[Lines of data]
--------

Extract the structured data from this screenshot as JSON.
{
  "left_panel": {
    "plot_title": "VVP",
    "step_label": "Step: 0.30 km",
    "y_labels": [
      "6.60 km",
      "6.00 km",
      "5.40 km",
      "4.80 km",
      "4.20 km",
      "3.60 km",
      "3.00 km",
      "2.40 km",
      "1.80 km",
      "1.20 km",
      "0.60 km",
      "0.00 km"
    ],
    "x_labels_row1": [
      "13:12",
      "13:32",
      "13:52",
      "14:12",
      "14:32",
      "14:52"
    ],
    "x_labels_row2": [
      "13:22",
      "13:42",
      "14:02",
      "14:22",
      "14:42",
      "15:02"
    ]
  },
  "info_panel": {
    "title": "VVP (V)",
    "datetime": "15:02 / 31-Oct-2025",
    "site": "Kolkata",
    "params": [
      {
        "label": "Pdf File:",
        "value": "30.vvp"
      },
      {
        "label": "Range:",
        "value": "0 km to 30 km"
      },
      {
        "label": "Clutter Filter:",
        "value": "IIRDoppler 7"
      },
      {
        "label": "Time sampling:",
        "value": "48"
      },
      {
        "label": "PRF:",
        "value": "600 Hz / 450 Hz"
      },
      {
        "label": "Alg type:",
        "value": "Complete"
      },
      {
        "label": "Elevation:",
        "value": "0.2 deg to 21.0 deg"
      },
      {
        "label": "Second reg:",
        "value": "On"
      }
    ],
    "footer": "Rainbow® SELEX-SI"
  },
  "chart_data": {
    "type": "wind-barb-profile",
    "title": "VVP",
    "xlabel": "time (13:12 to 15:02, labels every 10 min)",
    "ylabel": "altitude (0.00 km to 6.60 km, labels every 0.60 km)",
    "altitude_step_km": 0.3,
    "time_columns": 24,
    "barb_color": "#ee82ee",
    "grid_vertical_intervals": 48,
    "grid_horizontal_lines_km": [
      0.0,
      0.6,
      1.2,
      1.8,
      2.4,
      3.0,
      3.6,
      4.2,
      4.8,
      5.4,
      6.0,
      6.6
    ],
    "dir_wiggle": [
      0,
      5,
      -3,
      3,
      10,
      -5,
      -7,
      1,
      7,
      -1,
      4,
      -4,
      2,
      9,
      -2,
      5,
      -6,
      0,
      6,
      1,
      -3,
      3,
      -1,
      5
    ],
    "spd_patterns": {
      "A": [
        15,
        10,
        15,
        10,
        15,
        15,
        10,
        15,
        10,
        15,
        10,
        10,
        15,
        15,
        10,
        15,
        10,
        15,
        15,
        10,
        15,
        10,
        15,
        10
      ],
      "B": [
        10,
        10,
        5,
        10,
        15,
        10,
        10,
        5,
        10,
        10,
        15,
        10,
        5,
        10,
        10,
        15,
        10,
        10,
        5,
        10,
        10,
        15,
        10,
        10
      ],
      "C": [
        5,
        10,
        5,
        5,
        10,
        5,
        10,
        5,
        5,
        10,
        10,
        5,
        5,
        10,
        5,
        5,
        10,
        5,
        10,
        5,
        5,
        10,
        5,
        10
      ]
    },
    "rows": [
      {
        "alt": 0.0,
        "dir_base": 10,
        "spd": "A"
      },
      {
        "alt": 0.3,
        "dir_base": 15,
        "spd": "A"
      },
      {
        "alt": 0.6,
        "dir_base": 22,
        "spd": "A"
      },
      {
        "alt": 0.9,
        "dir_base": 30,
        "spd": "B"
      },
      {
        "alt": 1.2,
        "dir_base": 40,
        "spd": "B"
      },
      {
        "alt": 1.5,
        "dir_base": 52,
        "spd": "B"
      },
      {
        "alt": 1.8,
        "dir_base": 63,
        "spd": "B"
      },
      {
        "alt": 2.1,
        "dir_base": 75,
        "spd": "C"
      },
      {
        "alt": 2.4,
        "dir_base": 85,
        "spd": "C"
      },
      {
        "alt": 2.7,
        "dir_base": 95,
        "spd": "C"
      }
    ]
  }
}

--------

CHALLENGE
Copy all the entries verbatim.

SOLUTION FOR THIS PROBLEM
Extract the structured data from this screenshot as JSON.
{
  "left_panel": {
    "plot_title": "VVP",
    "step_label": "Step: 0.30 km",
    "y_labels": [
      "6.60 km",
      "6.00 km",
      "5.40 km",
      "4.80 km",
      "4.20 km",
      "3.60 km",
      "3.00 km",
      "2.40 km",
      "1.80 km",
      "1.20 km",
      "0.60 km",
      "0.00 km"
    ],
    "x_labels_row1": [
      "13:12",
      "13:32",
      "13:52",
      "14:12",
      "14:32",
      "14:52"
    ],
    "x_labels_row2": [
      "13:22",
      "13:42",
      "14:02",
      "14:22",
      "14:42",
      "15:02"
    ]
  },
  "info_panel": {
    "title": "VVP (V)",
    "datetime": "15:02 / 31-Oct-2025",
    "site": "Kolkata",
    "params": [
      {
        "label": "Pdf File:",
        "value": "30.vvp"
      },
      {
        "label": "Range:",
        "value": "0 km to 30 km"
      },
      {
        "label": "Clutter Filter:",
        "value": "IIRDoppler 7"
      },
      {
        "label": "Time sampling:",
        "value": "48"
      },
      {
        "label": "PRF:",
        "value": "600 Hz / 450 Hz"
      },
      {
        "label": "Alg type:",
        "value": "Complete"
      },
      {
        "label": "Elevation:",
        "value": "0.2 deg to 21.0 deg"
      },
      {
        "label": "Second reg:",
        "value": "On"
      }
    ],
    "footer": "Rainbow® SELEX-SI"
  },
  "chart_data": {
    "type": "wind-barb-profile",
    "title": "VVP",
    "xlabel": "time (13:12 to 15:02, labels every 10 min)",
    "ylabel": "altitude (0.00 km to 6.60 km, labels every 0.60 km)",
    "altitude_step_km": 0.3,
    "time_columns": 24,
    "barb_color": "#ee82ee",
    "grid_vertical_intervals": 48,
    "grid_horizontal_lines_km": [
      0.0,
      0.6,
      1.2,
      1.8,
      2.4,
      3.0,
      3.6,
      4.2,
      4.8,
      5.4,
      6.0,
      6.6
    ],
    "dir_wiggle": [
      0,
      5,
      -3,
      3,
      10,
      -5,
      -7,
      1,
      7,
      -1,
      4,
      -4,
      2,
      9,
      -2,
      5,
      -6,
      0,
      6,
      1,
      -3,
      3,
      -1,
      5
    ],
    "spd_patterns": {
      "A": [
        15,
        10,
        15,
        10,
        15,
        15,
        10,
        15,
        10,
        15,
        10,
        10,
        15,
        15,
        10,
        15,
        10,
        15,
        15,
        10,
        15,
        10,
        15,
        10
      ],
      "B": [
        10,
        10,
        5,
        10,
        15,
        10,
        10,
        5,
        10,
        10,
        15,
        10,
        5,
        10,
        10,
        15,
        10,
        10,
        5,
        10,
        10,
        15,
        10,
        10
      ],
      "C": [
        5,
        10,
        5,
        5,
        10,
        5,
        10,
        5,
        5,
        10,
        10,
        5,
        5,
        10,
        5,
        5,
        10,
        5,
        10,
        5,
        5,
        10,
        5,
        10
      ]
    },
    "rows": [
      {
        "alt": 0.0,
        "dir_base": 10,
        "spd": "A"
      },
      {
        "alt": 0.3,
        "dir_base": 15,
        "spd": "A"
      },
      {
        "alt": 0.6,
        "dir_base": 22,
        "spd": "A"
      },
      {
        "alt": 0.9,
        "dir_base": 30,
        "spd": "B"
      },
      {
        "alt": 1.2,
        "dir_base": 40,
        "spd": "B"
      },
      {
        "alt": 1.5,
        "dir_base": 52,
        "spd": "B"
      },
      {
        "alt": 1.8,
        "dir_base": 63,
        "spd": "B"
      },
      {
        "alt": 2.1,
        "dir_base": 75,
        "spd": "C"
      },
      {
        "alt": 2.4,
        "dir_base": 85,
        "spd": "C"
      },
      {
        "alt": 2.7,
        "dir_base": 95,
        "spd": "C"
      }
    ]
  }
}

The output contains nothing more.